Objective: Pick out all lines with the word "specifications" from the records that follow.

Source data:
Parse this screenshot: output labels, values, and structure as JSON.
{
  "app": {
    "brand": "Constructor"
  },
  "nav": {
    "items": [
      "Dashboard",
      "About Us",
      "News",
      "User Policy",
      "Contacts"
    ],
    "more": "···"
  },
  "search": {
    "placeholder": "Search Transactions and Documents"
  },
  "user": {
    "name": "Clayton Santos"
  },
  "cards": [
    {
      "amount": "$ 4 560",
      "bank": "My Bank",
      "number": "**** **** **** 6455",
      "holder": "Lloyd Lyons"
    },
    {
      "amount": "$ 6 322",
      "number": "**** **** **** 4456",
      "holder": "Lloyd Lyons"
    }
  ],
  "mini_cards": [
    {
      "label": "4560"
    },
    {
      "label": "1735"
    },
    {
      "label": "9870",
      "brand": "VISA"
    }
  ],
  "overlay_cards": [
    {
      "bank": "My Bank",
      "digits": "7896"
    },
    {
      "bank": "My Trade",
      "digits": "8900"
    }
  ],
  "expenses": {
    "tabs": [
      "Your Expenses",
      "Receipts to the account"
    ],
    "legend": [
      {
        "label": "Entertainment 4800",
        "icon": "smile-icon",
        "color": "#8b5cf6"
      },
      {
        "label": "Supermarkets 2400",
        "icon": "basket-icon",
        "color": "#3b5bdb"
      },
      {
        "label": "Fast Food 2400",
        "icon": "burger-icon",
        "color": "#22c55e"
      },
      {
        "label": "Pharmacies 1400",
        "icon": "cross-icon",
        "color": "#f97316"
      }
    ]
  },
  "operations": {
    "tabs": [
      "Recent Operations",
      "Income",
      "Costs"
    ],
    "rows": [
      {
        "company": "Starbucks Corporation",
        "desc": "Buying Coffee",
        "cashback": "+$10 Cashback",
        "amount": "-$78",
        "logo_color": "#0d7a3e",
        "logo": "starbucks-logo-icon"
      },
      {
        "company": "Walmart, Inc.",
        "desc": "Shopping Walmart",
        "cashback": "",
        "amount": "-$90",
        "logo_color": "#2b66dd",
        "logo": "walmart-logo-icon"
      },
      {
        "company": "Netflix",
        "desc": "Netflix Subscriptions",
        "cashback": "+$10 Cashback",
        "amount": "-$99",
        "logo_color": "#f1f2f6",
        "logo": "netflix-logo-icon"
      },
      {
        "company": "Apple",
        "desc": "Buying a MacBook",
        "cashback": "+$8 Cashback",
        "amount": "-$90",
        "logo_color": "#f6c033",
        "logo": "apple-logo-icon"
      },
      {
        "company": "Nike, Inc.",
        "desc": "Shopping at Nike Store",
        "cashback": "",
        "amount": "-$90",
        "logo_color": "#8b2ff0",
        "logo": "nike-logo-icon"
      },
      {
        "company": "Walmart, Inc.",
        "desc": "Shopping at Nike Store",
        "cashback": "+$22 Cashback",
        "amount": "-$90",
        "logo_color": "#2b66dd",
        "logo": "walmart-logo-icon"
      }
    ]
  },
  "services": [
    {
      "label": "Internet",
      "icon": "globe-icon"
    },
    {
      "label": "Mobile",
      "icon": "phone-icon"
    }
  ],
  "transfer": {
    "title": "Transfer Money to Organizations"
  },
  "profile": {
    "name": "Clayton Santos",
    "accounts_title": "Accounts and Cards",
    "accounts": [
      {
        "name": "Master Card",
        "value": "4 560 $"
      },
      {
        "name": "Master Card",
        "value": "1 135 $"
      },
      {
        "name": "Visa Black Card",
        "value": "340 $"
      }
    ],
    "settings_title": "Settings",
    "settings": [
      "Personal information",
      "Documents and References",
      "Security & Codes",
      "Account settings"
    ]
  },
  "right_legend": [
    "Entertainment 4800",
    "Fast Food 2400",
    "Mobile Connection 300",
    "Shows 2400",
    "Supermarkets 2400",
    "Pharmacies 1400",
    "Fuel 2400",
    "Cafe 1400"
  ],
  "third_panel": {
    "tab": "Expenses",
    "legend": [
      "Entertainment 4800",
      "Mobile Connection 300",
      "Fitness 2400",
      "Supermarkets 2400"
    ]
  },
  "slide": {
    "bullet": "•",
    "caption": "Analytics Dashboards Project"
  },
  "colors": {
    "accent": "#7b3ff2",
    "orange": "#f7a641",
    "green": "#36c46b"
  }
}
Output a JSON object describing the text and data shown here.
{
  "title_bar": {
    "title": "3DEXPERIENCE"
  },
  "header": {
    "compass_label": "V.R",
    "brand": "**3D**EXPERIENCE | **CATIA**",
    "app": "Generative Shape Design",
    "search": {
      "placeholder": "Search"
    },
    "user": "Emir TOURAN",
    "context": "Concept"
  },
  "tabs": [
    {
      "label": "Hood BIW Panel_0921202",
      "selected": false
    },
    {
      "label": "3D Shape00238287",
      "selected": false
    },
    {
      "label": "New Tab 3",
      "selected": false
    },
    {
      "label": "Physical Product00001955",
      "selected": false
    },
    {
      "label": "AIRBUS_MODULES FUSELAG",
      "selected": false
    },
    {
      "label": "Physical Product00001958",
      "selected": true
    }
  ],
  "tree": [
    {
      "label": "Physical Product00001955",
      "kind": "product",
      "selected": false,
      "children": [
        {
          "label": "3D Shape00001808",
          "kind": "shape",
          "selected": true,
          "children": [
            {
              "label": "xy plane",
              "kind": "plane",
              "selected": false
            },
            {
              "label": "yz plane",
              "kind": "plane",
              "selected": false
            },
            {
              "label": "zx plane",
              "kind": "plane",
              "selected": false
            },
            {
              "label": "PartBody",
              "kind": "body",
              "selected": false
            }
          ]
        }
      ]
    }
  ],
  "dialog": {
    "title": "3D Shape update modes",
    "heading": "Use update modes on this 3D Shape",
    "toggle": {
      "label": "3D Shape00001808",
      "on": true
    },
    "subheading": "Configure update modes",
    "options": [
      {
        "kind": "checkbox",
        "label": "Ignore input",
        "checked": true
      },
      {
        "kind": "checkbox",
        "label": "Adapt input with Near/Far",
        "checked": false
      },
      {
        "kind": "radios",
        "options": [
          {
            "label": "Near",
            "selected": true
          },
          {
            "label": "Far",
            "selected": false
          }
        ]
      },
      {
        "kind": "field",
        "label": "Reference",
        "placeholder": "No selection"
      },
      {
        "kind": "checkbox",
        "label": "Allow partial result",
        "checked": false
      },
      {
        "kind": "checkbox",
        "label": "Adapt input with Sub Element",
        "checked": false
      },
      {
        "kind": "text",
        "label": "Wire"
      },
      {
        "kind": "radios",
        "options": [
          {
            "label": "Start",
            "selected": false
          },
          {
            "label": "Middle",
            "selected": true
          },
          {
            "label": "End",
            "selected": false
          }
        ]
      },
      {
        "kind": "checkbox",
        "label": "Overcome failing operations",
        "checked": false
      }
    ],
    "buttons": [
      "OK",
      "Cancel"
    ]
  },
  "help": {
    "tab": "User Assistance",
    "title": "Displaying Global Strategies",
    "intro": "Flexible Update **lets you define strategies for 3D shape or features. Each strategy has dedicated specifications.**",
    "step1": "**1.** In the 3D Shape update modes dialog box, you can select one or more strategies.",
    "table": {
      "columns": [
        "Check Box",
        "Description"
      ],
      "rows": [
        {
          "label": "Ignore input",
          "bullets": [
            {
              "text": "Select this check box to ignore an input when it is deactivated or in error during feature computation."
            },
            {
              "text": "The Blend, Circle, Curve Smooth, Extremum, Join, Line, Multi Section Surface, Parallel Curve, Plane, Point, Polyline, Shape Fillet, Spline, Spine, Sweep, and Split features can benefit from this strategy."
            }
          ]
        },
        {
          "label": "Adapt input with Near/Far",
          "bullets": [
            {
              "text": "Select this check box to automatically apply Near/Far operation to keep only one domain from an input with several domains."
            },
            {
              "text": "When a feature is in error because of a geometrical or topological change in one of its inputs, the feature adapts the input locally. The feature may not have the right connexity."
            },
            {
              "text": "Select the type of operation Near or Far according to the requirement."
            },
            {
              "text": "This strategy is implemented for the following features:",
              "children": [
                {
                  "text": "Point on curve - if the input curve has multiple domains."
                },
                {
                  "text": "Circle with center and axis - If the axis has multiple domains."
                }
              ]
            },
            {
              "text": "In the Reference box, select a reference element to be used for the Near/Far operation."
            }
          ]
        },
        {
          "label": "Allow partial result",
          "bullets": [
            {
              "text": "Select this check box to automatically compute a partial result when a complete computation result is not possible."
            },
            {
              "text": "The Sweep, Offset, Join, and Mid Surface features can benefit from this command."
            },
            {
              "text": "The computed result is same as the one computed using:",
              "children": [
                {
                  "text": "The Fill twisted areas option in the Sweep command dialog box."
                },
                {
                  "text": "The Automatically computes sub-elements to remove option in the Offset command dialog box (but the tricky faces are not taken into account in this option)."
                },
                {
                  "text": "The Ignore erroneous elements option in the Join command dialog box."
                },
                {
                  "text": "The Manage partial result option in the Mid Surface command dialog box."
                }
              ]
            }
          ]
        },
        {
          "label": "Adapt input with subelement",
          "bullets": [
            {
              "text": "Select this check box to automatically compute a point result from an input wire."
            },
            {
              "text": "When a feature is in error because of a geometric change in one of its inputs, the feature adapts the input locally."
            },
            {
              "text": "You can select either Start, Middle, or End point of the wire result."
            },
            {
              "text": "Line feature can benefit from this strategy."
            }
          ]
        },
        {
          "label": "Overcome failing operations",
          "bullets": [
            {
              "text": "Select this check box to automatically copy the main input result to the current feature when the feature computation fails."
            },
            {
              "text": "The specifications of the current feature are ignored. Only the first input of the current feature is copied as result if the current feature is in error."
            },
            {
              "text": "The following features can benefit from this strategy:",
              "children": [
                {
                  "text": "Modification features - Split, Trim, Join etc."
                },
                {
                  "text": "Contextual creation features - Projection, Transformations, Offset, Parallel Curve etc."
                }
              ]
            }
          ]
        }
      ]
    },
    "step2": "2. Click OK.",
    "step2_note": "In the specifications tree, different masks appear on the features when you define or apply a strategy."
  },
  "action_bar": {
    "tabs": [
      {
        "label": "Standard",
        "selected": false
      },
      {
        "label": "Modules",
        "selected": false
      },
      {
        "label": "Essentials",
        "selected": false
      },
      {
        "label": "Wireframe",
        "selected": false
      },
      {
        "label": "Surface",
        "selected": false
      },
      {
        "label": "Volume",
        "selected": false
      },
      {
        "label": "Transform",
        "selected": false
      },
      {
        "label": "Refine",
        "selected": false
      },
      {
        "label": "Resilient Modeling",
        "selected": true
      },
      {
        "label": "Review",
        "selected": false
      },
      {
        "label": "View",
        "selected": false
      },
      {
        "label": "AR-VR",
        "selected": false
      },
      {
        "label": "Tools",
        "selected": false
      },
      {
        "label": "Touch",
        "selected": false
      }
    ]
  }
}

Finished exercise:
    "intro": "Flexible Update **lets you define strategies for 3D shape or features. Each strategy has dedicated specifications.**",
              "text": "The specifications of the current feature are ignored. Only the first input of the current feature is copied as result if the current feature is in error."
    "step2_note": "In the specifications tree, different masks appear on the features when you define or apply a strategy."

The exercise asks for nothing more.